— START —
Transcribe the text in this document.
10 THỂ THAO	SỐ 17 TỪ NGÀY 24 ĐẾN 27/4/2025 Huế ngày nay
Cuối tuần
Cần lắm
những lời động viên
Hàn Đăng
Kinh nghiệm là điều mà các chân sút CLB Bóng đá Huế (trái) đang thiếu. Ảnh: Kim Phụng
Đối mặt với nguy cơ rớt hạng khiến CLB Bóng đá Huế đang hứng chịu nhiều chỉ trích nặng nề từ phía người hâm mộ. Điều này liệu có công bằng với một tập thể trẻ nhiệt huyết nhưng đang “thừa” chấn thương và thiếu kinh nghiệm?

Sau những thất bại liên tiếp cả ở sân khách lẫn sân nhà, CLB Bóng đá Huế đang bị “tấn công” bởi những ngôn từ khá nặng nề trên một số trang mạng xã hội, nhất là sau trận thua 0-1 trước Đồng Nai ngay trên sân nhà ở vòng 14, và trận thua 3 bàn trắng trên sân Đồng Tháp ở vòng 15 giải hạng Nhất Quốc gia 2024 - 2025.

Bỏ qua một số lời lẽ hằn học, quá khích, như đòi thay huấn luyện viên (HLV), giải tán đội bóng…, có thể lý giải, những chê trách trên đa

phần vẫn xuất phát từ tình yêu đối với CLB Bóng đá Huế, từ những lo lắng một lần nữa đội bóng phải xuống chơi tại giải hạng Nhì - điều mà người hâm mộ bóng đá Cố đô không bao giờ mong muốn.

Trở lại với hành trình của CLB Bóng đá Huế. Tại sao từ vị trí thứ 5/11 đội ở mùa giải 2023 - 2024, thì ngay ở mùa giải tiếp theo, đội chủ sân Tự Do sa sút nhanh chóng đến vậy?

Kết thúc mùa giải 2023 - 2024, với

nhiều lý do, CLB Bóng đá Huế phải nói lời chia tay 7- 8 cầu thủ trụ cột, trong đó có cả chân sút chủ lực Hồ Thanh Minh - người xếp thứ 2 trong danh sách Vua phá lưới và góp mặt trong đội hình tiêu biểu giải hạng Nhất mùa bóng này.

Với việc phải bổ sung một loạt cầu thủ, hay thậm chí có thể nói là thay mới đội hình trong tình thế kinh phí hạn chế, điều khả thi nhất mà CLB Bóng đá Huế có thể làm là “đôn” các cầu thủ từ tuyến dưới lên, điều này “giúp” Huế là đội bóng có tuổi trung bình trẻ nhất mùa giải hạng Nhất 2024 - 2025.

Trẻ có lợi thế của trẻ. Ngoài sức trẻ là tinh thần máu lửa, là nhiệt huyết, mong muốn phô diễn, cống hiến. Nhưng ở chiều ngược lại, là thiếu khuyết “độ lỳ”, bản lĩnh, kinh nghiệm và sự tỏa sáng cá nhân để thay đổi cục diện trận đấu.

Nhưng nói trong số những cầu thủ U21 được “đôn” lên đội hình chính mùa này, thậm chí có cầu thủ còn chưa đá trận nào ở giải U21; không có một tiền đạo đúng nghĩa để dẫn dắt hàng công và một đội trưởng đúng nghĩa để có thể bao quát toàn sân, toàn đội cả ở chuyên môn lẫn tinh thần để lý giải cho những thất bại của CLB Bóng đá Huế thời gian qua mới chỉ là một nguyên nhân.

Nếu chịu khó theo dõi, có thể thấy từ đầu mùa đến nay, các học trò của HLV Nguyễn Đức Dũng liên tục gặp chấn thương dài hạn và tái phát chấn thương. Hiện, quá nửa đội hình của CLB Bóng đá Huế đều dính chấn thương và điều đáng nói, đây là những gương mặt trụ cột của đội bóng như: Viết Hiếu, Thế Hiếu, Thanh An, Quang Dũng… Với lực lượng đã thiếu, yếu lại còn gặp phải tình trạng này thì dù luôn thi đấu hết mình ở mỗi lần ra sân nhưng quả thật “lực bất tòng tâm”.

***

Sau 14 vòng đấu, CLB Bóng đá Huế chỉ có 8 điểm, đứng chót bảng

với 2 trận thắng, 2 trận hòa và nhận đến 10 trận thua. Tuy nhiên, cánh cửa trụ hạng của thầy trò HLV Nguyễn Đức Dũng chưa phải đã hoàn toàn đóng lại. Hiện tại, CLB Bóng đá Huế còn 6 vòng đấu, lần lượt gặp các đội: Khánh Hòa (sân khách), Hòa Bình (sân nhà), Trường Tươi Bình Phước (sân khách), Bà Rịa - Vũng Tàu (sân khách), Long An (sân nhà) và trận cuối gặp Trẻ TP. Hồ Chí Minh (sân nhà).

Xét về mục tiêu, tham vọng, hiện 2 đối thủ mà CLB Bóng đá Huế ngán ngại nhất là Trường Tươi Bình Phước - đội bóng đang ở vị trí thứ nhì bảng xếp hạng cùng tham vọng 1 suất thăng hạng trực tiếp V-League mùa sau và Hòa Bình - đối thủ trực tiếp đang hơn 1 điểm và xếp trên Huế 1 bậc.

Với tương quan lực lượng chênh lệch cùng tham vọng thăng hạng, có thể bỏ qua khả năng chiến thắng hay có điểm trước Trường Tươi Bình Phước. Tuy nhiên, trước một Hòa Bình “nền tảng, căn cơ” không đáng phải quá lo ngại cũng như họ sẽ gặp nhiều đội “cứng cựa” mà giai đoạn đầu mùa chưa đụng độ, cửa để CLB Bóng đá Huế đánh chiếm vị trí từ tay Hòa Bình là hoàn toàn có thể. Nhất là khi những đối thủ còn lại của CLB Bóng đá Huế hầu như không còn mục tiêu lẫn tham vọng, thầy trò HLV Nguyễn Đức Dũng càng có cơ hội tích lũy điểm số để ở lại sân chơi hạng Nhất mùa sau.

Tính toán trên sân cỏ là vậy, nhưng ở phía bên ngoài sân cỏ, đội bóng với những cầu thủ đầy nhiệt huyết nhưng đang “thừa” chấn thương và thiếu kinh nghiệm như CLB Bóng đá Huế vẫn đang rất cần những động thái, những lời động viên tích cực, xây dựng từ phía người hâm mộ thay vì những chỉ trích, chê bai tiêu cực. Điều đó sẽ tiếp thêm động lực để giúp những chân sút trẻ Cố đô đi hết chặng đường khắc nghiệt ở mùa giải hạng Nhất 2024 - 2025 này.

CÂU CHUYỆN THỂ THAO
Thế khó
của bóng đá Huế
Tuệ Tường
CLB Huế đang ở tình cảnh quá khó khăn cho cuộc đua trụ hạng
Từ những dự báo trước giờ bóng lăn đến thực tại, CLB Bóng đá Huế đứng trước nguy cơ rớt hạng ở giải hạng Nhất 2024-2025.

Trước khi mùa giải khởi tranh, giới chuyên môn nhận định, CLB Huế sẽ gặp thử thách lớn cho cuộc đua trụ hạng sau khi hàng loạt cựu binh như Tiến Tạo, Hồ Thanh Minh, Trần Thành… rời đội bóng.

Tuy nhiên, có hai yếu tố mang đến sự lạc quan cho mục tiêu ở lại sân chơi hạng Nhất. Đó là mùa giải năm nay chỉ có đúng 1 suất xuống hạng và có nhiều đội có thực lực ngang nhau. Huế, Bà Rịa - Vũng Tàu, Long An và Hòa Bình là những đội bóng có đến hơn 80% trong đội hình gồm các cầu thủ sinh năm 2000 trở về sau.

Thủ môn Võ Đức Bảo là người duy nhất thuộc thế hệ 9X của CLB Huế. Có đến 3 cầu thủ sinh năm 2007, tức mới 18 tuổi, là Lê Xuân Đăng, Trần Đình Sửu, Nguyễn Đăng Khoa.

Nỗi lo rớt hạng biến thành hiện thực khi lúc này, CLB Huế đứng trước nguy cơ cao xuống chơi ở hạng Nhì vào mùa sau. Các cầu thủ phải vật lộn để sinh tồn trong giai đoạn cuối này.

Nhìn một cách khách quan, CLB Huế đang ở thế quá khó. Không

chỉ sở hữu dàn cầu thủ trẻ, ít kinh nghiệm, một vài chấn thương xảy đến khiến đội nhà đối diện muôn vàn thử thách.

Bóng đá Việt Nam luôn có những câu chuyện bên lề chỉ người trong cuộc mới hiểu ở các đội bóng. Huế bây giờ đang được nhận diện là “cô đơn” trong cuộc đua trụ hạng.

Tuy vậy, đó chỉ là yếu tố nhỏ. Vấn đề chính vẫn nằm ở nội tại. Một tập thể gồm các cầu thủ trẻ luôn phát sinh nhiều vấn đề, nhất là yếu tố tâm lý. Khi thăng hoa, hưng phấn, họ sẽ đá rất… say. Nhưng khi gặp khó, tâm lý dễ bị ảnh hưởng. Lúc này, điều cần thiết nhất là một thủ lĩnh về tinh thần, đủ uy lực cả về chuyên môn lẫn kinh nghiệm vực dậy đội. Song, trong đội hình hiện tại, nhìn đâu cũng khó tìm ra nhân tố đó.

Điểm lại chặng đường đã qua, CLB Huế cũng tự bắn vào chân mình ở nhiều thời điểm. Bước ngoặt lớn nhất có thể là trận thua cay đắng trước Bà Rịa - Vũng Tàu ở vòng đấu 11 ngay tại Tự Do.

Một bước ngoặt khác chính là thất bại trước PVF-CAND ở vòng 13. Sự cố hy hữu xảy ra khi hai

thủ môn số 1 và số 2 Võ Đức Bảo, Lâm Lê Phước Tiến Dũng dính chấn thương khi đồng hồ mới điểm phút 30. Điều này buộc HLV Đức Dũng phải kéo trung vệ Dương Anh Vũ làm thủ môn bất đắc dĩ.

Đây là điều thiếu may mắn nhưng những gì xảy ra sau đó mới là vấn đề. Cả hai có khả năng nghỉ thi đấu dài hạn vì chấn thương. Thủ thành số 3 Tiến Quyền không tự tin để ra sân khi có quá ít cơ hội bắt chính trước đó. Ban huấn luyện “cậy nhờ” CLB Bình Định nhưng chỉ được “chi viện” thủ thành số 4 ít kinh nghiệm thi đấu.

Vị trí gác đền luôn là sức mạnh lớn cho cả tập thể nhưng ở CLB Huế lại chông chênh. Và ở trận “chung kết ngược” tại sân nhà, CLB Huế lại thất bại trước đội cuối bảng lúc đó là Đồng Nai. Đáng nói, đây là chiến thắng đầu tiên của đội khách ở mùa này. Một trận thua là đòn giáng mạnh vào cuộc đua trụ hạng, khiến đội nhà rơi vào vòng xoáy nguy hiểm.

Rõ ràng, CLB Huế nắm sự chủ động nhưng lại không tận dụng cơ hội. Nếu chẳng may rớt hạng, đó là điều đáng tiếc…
— END —
WORK REQUIRED:
Search the records above for the string "THAO". Copy every line that contains it.

EXERCISE ANSWER:
10 THỂ THAO	SỐ 17 TỪ NGÀY 24 ĐẾN 27/4/2025 Huế ngày nay
CÂU CHUYỆN THỂ THAO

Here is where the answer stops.